▸ PROBLEM DESCRIPTION:
Transcribe all of the material exactly, except for its pictures.

▸ DATA:
::::::::

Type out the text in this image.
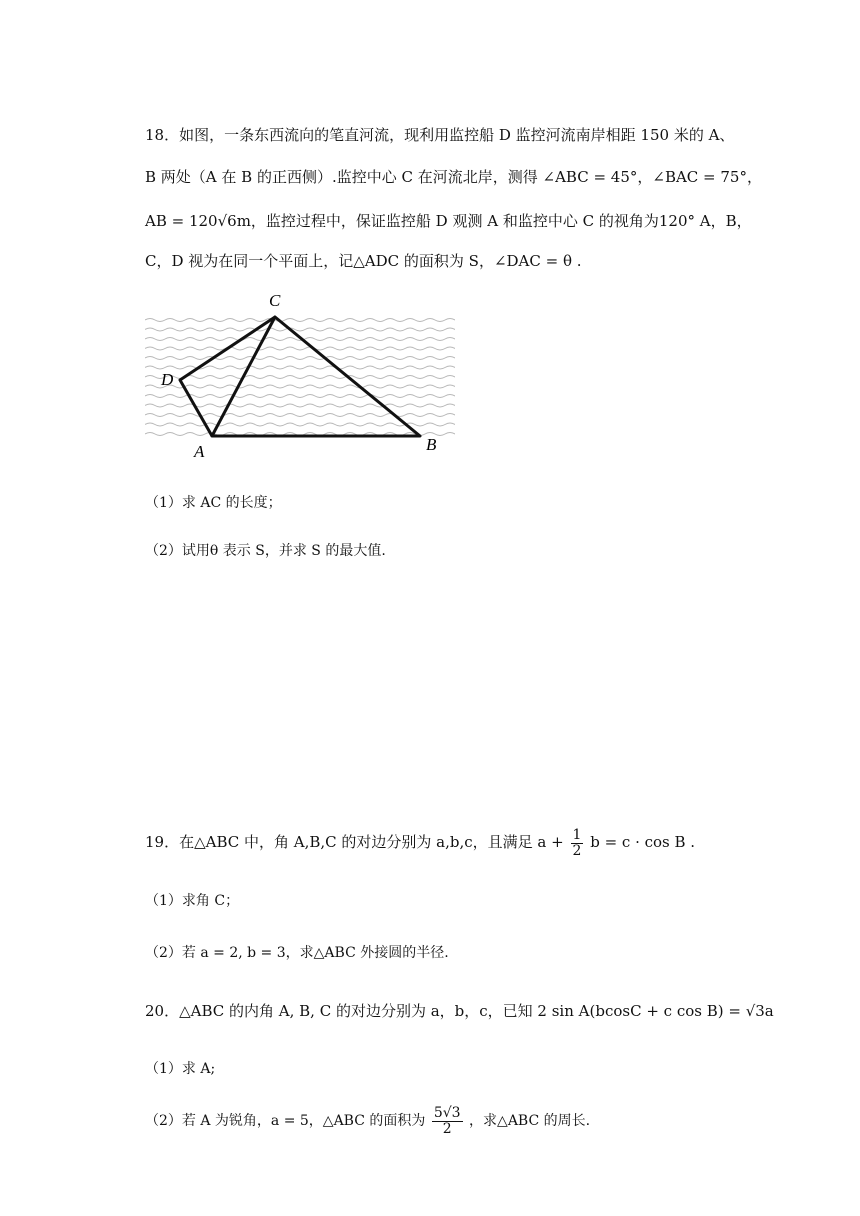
18．如图，一条东西流向的笔直河流，现利用监控船 D 监控河流南岸相距 150 米的 A、
B 两处（A 在 B 的正西侧）.监控中心 C 在河流北岸，测得 ∠ABC = 45°，∠BAC = 75°，
AB = 120√6m，监控过程中，保证监控船 D 观测 A 和监控中心 C 的视角为120° A，B，
C，D 视为在同一个平面上，记△ADC 的面积为 S，∠DAC = θ .
C
D
A	B
（1）求 AC 的长度；
（2）试用θ 表示 S，并求 S 的最大值.
19．在△ABC 中，角 A,B,C 的对边分别为 a,b,c，且满足 $a + \frac{1}{2}$ b = c · cos B .
（1）求角 C；
（2）若 a = 2, b = 3，求△ABC 外接圆的半径.
20．△ABC 的内角 A, B, C 的对边分别为 a，b，c，已知 2 sin A(bcosC + c cos B) = √3a
（1）求 A;
（2）若 A 为锐角，a = 5，△ABC 的面积为 $\frac{5√3}{2}$ ，求△ABC 的周长.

::::::::

▸ RESPONSE BELOW:
Type out the text in this image.
18．如图，一条东西流向的笔直河流，现利用监控船 D 监控河流南岸相距 150 米的 A、
B 两处（A 在 B 的正西侧）.监控中心 C 在河流北岸，测得 ∠ABC = 45°，∠BAC = 75°，
AB = 120√6m，监控过程中，保证监控船 D 观测 A 和监控中心 C 的视角为120° A，B，
C，D 视为在同一个平面上，记△ADC 的面积为 S，∠DAC = θ .
C
D
A	B
（1）求 AC 的长度；
（2）试用θ 表示 S，并求 S 的最大值.
19．在△ABC 中，角 A,B,C 的对边分别为 a,b,c，且满足 $a + \frac{1}{2}$ b = c · cos B .
（1）求角 C；
（2）若 a = 2, b = 3，求△ABC 外接圆的半径.
20．△ABC 的内角 A, B, C 的对边分别为 a，b，c，已知 2 sin A(bcosC + c cos B) = √3a
（1）求 A;
（2）若 A 为锐角，a = 5，△ABC 的面积为 $\frac{5√3}{2}$ ，求△ABC 的周长.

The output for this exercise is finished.